**Exercise prompt:**
Every entry must be given again exactly.

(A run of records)
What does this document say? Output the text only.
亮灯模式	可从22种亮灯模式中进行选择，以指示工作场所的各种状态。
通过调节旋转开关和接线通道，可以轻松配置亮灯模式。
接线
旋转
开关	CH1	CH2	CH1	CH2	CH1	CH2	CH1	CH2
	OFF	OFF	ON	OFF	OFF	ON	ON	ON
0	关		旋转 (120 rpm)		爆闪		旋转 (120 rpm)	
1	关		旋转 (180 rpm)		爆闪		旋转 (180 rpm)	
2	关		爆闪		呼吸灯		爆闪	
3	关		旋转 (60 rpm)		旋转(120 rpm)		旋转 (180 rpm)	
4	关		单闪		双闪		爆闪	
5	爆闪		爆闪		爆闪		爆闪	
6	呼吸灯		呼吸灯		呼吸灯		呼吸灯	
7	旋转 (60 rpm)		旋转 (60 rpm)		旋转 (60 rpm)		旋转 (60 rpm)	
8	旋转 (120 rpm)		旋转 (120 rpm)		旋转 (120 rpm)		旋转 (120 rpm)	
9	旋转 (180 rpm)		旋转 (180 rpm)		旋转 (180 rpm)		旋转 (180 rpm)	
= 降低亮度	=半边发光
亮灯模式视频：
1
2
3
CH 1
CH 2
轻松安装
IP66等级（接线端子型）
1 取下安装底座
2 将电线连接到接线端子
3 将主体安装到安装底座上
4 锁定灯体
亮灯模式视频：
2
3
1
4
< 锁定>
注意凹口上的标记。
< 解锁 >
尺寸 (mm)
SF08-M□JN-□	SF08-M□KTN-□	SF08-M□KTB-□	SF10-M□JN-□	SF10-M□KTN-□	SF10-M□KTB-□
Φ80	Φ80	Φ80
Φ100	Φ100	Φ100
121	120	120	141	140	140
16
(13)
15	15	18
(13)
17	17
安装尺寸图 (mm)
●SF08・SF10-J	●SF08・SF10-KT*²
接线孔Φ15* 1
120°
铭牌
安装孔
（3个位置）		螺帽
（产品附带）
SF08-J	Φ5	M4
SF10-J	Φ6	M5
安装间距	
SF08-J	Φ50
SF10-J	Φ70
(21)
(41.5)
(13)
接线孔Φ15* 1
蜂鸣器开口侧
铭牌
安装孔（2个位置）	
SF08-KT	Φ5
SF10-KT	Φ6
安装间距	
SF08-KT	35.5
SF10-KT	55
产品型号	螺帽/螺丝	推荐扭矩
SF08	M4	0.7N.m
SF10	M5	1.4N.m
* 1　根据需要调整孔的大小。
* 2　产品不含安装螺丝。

**Full response:**
What does this document say? Output the text only.
亮灯模式	可从22种亮灯模式中进行选择，以指示工作场所的各种状态。
通过调节旋转开关和接线通道，可以轻松配置亮灯模式。
接线
旋转
开关	CH1	CH2	CH1	CH2	CH1	CH2	CH1	CH2
	OFF	OFF	ON	OFF	OFF	ON	ON	ON
0	关		旋转 (120 rpm)		爆闪		旋转 (120 rpm)	
1	关		旋转 (180 rpm)		爆闪		旋转 (180 rpm)	
2	关		爆闪		呼吸灯		爆闪	
3	关		旋转 (60 rpm)		旋转(120 rpm)		旋转 (180 rpm)	
4	关		单闪		双闪		爆闪	
5	爆闪		爆闪		爆闪		爆闪	
6	呼吸灯		呼吸灯		呼吸灯		呼吸灯	
7	旋转 (60 rpm)		旋转 (60 rpm)		旋转 (60 rpm)		旋转 (60 rpm)	
8	旋转 (120 rpm)		旋转 (120 rpm)		旋转 (120 rpm)		旋转 (120 rpm)	
9	旋转 (180 rpm)		旋转 (180 rpm)		旋转 (180 rpm)		旋转 (180 rpm)	
= 降低亮度	=半边发光
亮灯模式视频：
1
2
3
CH 1
CH 2
轻松安装
IP66等级（接线端子型）
1 取下安装底座
2 将电线连接到接线端子
3 将主体安装到安装底座上
4 锁定灯体
亮灯模式视频：
2
3
1
4
< 锁定>
注意凹口上的标记。
< 解锁 >
尺寸 (mm)
SF08-M□JN-□	SF08-M□KTN-□	SF08-M□KTB-□	SF10-M□JN-□	SF10-M□KTN-□	SF10-M□KTB-□
Φ80	Φ80	Φ80
Φ100	Φ100	Φ100
121	120	120	141	140	140
16
(13)
15	15	18
(13)
17	17
安装尺寸图 (mm)
●SF08・SF10-J	●SF08・SF10-KT*²
接线孔Φ15* 1
120°
铭牌
安装孔
（3个位置）		螺帽
（产品附带）
SF08-J	Φ5	M4
SF10-J	Φ6	M5
安装间距	
SF08-J	Φ50
SF10-J	Φ70
(21)
(41.5)
(13)
接线孔Φ15* 1
蜂鸣器开口侧
铭牌
安装孔（2个位置）	
SF08-KT	Φ5
SF10-KT	Φ6
安装间距	
SF08-KT	35.5
SF10-KT	55
产品型号	螺帽/螺丝	推荐扭矩
SF08	M4	0.7N.m
SF10	M5	1.4N.m
* 1　根据需要调整孔的大小。
* 2　产品不含安装螺丝。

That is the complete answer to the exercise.